◆ Direction ◆
Leave out the pictures and transcribe the rest of the records exactly.

◆ Record excerpts ◆

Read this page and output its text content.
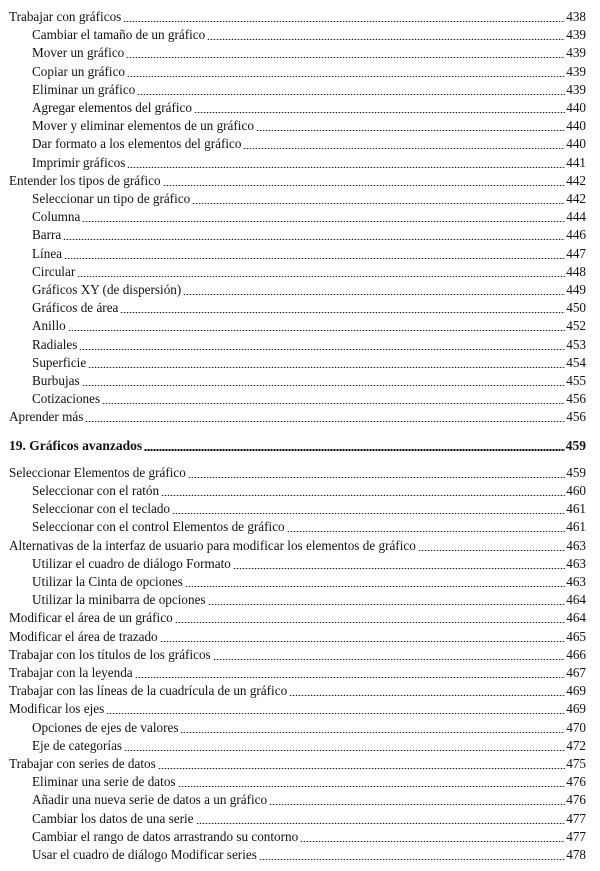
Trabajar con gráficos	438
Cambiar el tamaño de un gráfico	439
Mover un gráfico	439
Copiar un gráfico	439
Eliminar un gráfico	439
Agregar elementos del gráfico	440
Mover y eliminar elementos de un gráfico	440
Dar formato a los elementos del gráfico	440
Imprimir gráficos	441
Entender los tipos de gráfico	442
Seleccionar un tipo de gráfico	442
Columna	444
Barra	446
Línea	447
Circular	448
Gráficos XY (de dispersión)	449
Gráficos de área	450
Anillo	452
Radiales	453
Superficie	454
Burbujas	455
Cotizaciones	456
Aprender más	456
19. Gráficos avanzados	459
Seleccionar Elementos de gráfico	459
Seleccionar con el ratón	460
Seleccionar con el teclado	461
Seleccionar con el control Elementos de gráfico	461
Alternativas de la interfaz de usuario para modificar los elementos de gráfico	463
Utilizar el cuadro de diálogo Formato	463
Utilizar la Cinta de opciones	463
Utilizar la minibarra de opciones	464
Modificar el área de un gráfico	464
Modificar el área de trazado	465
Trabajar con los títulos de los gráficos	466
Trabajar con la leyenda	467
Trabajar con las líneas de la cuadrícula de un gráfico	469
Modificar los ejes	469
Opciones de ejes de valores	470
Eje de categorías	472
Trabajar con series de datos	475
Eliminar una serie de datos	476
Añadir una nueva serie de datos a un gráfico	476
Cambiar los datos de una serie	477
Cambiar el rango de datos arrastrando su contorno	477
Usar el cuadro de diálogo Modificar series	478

◆ Written solution ◆
Read this page and output its text content.
Trabajar con gráficos	438
Cambiar el tamaño de un gráfico	439
Mover un gráfico	439
Copiar un gráfico	439
Eliminar un gráfico	439
Agregar elementos del gráfico	440
Mover y eliminar elementos de un gráfico	440
Dar formato a los elementos del gráfico	440
Imprimir gráficos	441
Entender los tipos de gráfico	442
Seleccionar un tipo de gráfico	442
Columna	444
Barra	446
Línea	447
Circular	448
Gráficos XY (de dispersión)	449
Gráficos de área	450
Anillo	452
Radiales	453
Superficie	454
Burbujas	455
Cotizaciones	456
Aprender más	456
19. Gráficos avanzados	459
Seleccionar Elementos de gráfico	459
Seleccionar con el ratón	460
Seleccionar con el teclado	461
Seleccionar con el control Elementos de gráfico	461
Alternativas de la interfaz de usuario para modificar los elementos de gráfico	463
Utilizar el cuadro de diálogo Formato	463
Utilizar la Cinta de opciones	463
Utilizar la minibarra de opciones	464
Modificar el área de un gráfico	464
Modificar el área de trazado	465
Trabajar con los títulos de los gráficos	466
Trabajar con la leyenda	467
Trabajar con las líneas de la cuadrícula de un gráfico	469
Modificar los ejes	469
Opciones de ejes de valores	470
Eje de categorías	472
Trabajar con series de datos	475
Eliminar una serie de datos	476
Añadir una nueva serie de datos a un gráfico	476
Cambiar los datos de una serie	477
Cambiar el rango de datos arrastrando su contorno	477
Usar el cuadro de diálogo Modificar series	478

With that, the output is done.